[Task to carry out]
Retype the records from the start through the line that contains "wire center tap to ground: diagonal", copying each line without any change.

Layout annotation records
____________

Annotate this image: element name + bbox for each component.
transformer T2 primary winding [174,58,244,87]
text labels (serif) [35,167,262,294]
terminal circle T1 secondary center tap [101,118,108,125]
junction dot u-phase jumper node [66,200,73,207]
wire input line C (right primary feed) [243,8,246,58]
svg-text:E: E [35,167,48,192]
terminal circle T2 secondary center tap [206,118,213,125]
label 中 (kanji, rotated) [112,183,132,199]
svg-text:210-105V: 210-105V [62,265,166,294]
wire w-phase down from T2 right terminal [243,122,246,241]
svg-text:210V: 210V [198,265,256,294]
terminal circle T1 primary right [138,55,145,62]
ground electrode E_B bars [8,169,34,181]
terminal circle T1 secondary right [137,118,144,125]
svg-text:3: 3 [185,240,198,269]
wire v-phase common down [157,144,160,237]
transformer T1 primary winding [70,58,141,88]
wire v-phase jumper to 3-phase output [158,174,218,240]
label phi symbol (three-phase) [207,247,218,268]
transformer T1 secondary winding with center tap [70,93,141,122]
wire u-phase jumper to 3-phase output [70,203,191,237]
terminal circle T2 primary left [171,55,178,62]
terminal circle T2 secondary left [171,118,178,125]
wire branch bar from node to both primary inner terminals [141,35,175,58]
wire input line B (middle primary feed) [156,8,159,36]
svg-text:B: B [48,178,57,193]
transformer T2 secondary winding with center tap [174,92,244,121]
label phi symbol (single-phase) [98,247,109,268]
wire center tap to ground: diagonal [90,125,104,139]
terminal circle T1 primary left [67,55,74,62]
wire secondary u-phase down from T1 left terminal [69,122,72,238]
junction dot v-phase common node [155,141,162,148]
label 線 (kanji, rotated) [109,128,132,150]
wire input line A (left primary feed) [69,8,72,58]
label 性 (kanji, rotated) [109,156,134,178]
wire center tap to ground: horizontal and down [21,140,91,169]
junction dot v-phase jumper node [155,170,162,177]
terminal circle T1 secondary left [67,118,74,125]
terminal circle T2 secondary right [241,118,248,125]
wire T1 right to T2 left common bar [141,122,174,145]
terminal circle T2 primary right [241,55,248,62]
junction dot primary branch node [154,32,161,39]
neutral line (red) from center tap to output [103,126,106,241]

____________

[Solution for this problem]
Annotate this image: element name + bbox for each component.
transformer T2 primary winding [174,58,244,87]
text labels (serif) [35,167,262,294]
terminal circle T1 secondary center tap [101,118,108,125]
junction dot u-phase jumper node [66,200,73,207]
wire input line C (right primary feed) [243,8,246,58]
svg-text:E: E [35,167,48,192]
terminal circle T2 secondary center tap [206,118,213,125]
label 中 (kanji, rotated) [112,183,132,199]
svg-text:210-105V: 210-105V [62,265,166,294]
wire w-phase down from T2 right terminal [243,122,246,241]
svg-text:210V: 210V [198,265,256,294]
terminal circle T1 primary right [138,55,145,62]
ground electrode E_B bars [8,169,34,181]
terminal circle T1 secondary right [137,118,144,125]
svg-text:3: 3 [185,240,198,269]
wire v-phase common down [157,144,160,237]
transformer T1 primary winding [70,58,141,88]
wire v-phase jumper to 3-phase output [158,174,218,240]
label phi symbol (three-phase) [207,247,218,268]
transformer T1 secondary winding with center tap [70,93,141,122]
wire u-phase jumper to 3-phase output [70,203,191,237]
terminal circle T2 primary left [171,55,178,62]
terminal circle T2 secondary left [171,118,178,125]
wire branch bar from node to both primary inner terminals [141,35,175,58]
wire input line B (middle primary feed) [156,8,159,36]
svg-text:B: B [48,178,57,193]
transformer T2 secondary winding with center tap [174,92,244,121]
label phi symbol (single-phase) [98,247,109,268]
wire center tap to ground: diagonal [90,125,104,139]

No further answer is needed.